» **Items**
┄┄┄┄┄┄┄┄┄┄┄┄┄┄┄┄┄┄┄┄

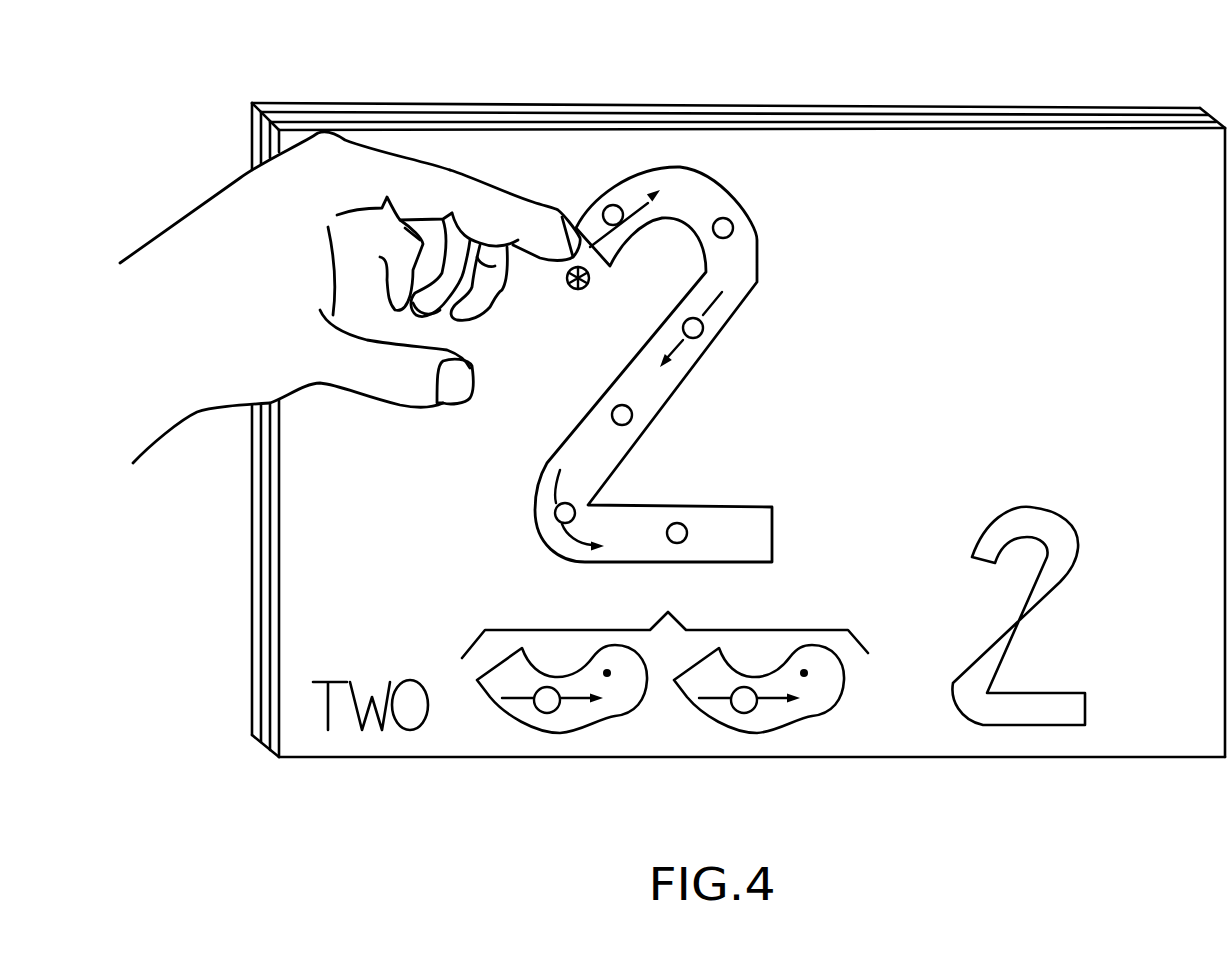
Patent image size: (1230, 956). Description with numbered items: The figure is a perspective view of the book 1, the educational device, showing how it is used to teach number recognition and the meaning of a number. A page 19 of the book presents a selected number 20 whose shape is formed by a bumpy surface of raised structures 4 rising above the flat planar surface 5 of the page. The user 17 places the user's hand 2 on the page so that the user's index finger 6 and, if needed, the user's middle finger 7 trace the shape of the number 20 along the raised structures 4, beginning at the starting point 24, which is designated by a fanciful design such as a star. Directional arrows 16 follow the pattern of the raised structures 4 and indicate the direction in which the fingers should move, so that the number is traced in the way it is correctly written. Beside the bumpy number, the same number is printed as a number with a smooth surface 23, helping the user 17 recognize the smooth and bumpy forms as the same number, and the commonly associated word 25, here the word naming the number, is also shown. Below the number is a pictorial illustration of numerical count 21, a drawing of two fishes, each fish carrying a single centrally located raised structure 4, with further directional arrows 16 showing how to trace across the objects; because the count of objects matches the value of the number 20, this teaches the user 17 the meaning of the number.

The book 1 is at (1112, 94).
The user's hand 2 is at (197, 224).
The raised structures 4 is at (608, 207).
The book with planar surface 5 is at (897, 727).
The user's index finger 6 is at (489, 193).
The user's middle finger 7 is at (488, 300).
The directional arrows 16 is at (637, 207).
The user 17 is at (195, 425).
The page 19 is at (980, 394).
The number with bumpy surface 20 is at (520, 468).
The pictorial illustration of numerical count 21 is at (665, 656).
The number with smooth surface 23 is at (1043, 713).
The starting points 24 is at (580, 290).
The commonly associated word with a selected number 25 is at (388, 735).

┄┄┄┄┄┄┄┄┄┄┄┄┄┄┄┄┄┄┄┄

» **Stated goal**
Copy the listing above word for word, leaving out the picture.

» **Written reply**
Patent image size: (1230, 956). Description with numbered items: The figure is a perspective view of the book 1, the educational device, showing how it is used to teach number recognition and the meaning of a number. A page 19 of the book presents a selected number 20 whose shape is formed by a bumpy surface of raised structures 4 rising above the flat planar surface 5 of the page. The user 17 places the user's hand 2 on the page so that the user's index finger 6 and, if needed, the user's middle finger 7 trace the shape of the number 20 along the raised structures 4, beginning at the starting point 24, which is designated by a fanciful design such as a star. Directional arrows 16 follow the pattern of the raised structures 4 and indicate the direction in which the fingers should move, so that the number is traced in the way it is correctly written. Beside the bumpy number, the same number is printed as a number with a smooth surface 23, helping the user 17 recognize the smooth and bumpy forms as the same number, and the commonly associated word 25, here the word naming the number, is also shown. Below the number is a pictorial illustration of numerical count 21, a drawing of two fishes, each fish carrying a single centrally located raised structure 4, with further directional arrows 16 showing how to trace across the objects; because the count of objects matches the value of the number 20, this teaches the user 17 the meaning of the number.

The book 1 is at (1112, 94).
The user's hand 2 is at (197, 224).
The raised structures 4 is at (608, 207).
The book with planar surface 5 is at (897, 727).
The user's index finger 6 is at (489, 193).
The user's middle finger 7 is at (488, 300).
The directional arrows 16 is at (637, 207).
The user 17 is at (195, 425).
The page 19 is at (980, 394).
The number with bumpy surface 20 is at (520, 468).
The pictorial illustration of numerical count 21 is at (665, 656).
The number with smooth surface 23 is at (1043, 713).
The starting points 24 is at (580, 290).
The commonly associated word with a selected number 25 is at (388, 735).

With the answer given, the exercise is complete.